* **Description of the task**:
The entries that follow should be written out exactly.

* **Source data**:
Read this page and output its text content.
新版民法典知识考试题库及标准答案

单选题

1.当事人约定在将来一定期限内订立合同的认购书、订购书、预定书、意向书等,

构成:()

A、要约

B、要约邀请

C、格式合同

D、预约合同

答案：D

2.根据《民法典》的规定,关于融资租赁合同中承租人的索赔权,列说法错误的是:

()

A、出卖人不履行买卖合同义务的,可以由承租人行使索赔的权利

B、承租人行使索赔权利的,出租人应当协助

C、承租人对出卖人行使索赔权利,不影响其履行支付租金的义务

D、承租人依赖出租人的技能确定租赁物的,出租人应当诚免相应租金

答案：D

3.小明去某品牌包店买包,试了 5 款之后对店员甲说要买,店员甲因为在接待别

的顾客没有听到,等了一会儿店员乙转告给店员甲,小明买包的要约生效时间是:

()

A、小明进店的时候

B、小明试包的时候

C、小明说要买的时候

* **Solution for this problem**:
Read this page and output its text content.
新版民法典知识考试题库及标准答案

单选题

1.当事人约定在将来一定期限内订立合同的认购书、订购书、预定书、意向书等,

构成:()

A、要约

B、要约邀请

C、格式合同

D、预约合同

答案：D

2.根据《民法典》的规定,关于融资租赁合同中承租人的索赔权,列说法错误的是:

()

A、出卖人不履行买卖合同义务的,可以由承租人行使索赔的权利

B、承租人行使索赔权利的,出租人应当协助

C、承租人对出卖人行使索赔权利,不影响其履行支付租金的义务

D、承租人依赖出租人的技能确定租赁物的,出租人应当诚免相应租金

答案：D

3.小明去某品牌包店买包,试了 5 款之后对店员甲说要买,店员甲因为在接待别

的顾客没有听到,等了一会儿店员乙转告给店员甲,小明买包的要约生效时间是:

()

A、小明进店的时候

B、小明试包的时候

C、小明说要买的时候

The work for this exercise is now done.